**What the task requires:**
From the entries that follow, extract each line holding the string "JSON".
______________________________
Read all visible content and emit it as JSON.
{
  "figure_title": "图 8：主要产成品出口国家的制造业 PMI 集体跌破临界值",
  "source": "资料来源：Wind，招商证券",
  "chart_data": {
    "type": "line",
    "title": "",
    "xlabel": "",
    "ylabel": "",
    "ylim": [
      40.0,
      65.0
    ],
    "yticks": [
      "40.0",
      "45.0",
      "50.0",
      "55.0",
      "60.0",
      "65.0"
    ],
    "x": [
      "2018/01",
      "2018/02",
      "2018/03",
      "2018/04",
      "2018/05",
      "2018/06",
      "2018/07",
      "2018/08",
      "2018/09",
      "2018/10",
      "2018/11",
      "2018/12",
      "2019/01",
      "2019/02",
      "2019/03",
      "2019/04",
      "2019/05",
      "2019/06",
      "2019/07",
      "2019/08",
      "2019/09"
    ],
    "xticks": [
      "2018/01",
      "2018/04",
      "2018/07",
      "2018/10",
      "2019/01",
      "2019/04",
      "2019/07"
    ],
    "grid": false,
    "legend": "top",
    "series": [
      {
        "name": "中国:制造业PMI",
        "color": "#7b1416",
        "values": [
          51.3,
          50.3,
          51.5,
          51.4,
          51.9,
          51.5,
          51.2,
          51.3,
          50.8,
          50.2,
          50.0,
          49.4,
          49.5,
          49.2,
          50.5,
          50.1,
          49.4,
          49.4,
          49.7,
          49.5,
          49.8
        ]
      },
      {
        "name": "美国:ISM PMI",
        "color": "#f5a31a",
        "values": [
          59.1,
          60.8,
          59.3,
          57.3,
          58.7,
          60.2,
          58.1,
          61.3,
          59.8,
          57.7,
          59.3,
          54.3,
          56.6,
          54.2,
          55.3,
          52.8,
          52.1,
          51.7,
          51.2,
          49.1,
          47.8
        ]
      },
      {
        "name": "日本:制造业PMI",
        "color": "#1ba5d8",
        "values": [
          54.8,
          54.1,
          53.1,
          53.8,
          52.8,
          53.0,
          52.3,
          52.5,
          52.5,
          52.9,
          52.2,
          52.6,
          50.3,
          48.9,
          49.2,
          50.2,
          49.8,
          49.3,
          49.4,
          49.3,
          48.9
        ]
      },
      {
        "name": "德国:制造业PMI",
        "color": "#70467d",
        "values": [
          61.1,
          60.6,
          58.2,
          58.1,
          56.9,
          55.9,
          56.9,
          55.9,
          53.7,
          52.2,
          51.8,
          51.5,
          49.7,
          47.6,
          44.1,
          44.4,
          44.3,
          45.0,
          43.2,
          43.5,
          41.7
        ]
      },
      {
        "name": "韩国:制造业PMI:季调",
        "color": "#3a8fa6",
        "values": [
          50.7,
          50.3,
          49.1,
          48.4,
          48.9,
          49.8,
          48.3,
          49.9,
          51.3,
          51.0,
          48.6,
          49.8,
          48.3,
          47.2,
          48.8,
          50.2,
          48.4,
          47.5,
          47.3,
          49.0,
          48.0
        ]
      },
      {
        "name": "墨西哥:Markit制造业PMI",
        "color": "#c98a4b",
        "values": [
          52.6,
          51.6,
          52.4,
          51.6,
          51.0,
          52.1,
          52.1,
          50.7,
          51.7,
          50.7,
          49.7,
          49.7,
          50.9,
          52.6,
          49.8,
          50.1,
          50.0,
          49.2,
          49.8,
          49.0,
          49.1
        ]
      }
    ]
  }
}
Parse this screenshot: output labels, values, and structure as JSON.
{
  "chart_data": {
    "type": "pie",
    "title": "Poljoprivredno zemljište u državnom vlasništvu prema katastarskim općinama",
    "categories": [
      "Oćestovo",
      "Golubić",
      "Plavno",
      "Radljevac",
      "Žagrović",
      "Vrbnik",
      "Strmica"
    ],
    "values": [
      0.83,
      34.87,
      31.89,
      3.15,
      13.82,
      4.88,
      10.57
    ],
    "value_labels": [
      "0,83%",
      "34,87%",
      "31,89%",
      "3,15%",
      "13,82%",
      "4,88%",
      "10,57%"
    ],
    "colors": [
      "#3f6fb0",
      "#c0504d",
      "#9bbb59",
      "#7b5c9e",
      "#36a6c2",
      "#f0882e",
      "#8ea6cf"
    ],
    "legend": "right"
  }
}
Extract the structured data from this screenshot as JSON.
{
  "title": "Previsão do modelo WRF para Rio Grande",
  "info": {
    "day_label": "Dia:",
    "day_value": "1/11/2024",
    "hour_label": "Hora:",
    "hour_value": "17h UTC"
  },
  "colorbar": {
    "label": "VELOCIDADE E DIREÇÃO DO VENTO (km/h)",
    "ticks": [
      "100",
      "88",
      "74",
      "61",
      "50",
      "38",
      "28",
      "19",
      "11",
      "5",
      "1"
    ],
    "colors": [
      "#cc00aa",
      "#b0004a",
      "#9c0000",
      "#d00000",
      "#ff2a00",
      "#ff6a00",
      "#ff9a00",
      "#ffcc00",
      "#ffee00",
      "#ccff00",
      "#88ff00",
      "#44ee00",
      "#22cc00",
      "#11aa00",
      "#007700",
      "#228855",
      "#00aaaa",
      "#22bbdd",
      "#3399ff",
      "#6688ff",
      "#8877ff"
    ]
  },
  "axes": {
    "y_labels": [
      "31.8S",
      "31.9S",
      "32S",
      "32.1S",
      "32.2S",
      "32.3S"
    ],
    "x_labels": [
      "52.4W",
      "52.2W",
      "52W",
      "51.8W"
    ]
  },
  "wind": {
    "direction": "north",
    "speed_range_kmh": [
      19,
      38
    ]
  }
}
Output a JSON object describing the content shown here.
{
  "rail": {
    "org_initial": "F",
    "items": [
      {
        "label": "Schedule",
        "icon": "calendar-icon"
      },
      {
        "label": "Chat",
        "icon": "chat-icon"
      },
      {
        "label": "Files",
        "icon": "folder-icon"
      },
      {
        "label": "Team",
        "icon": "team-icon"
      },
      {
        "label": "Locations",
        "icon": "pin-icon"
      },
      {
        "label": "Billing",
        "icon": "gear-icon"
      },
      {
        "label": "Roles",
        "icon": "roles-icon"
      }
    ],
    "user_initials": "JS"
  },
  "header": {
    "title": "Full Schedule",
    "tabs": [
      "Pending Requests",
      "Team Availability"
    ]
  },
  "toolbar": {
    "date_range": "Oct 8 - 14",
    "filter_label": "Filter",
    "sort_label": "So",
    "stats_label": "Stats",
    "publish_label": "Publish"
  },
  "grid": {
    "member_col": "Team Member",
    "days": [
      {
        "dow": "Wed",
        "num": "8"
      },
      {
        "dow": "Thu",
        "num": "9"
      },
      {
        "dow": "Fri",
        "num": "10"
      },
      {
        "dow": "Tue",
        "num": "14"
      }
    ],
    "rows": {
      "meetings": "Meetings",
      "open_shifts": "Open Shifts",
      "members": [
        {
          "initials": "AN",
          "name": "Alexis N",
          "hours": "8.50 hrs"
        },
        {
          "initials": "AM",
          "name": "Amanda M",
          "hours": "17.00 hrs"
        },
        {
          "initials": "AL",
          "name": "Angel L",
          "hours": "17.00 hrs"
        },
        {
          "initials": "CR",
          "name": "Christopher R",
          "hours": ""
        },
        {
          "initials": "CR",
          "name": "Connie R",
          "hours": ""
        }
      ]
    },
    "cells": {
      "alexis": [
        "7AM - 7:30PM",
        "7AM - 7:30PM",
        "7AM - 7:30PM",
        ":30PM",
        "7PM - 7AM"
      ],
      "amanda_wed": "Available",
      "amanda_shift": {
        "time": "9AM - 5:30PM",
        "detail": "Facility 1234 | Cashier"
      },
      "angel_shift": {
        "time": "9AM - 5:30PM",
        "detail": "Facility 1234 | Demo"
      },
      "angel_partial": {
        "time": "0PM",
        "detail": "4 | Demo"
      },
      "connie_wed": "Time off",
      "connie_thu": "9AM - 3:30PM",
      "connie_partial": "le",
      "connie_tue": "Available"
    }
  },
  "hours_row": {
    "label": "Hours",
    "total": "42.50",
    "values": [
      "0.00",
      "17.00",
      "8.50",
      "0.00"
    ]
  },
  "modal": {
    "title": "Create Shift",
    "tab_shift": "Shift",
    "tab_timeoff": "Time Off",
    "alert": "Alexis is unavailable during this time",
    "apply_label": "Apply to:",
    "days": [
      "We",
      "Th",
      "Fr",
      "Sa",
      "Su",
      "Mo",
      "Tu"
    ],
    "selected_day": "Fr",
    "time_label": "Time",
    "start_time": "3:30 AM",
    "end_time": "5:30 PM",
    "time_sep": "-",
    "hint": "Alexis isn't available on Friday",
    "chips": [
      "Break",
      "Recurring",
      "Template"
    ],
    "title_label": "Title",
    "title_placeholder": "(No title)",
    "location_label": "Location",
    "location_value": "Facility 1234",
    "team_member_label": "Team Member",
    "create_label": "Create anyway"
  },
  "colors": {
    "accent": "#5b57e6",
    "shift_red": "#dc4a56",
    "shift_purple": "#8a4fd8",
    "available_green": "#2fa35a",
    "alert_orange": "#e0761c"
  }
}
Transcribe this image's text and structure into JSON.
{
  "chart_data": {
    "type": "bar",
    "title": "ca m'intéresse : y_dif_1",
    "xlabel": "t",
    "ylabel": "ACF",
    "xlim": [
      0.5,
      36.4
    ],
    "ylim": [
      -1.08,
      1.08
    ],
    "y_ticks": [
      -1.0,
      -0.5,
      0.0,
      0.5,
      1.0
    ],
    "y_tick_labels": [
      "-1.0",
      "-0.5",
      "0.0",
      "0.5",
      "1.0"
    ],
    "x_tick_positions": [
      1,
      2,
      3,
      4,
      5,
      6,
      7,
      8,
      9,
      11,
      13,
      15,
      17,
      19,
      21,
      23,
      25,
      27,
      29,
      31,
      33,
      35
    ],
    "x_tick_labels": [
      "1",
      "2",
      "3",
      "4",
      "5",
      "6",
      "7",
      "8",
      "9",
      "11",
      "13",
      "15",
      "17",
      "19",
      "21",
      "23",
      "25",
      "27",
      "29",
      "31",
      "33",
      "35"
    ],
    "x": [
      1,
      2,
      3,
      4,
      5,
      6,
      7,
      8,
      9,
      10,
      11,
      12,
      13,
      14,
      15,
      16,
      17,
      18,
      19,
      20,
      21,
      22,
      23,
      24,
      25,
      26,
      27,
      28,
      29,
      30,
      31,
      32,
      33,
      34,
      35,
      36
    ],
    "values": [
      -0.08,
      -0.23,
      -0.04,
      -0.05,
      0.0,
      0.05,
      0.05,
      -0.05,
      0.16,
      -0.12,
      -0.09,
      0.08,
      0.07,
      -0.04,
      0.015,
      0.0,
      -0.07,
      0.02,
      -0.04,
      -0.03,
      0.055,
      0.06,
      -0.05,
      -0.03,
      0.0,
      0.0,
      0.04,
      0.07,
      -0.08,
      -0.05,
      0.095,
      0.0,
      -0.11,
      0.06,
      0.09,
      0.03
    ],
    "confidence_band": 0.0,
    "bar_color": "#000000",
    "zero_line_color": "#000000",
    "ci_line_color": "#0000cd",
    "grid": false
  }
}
______________________________
**Output for this exercise:**
Read all visible content and emit it as JSON.
Parse this screenshot: output labels, values, and structure as JSON.
Extract the structured data from this screenshot as JSON.
Output a JSON object describing the content shown here.
Transcribe this image's text and structure into JSON.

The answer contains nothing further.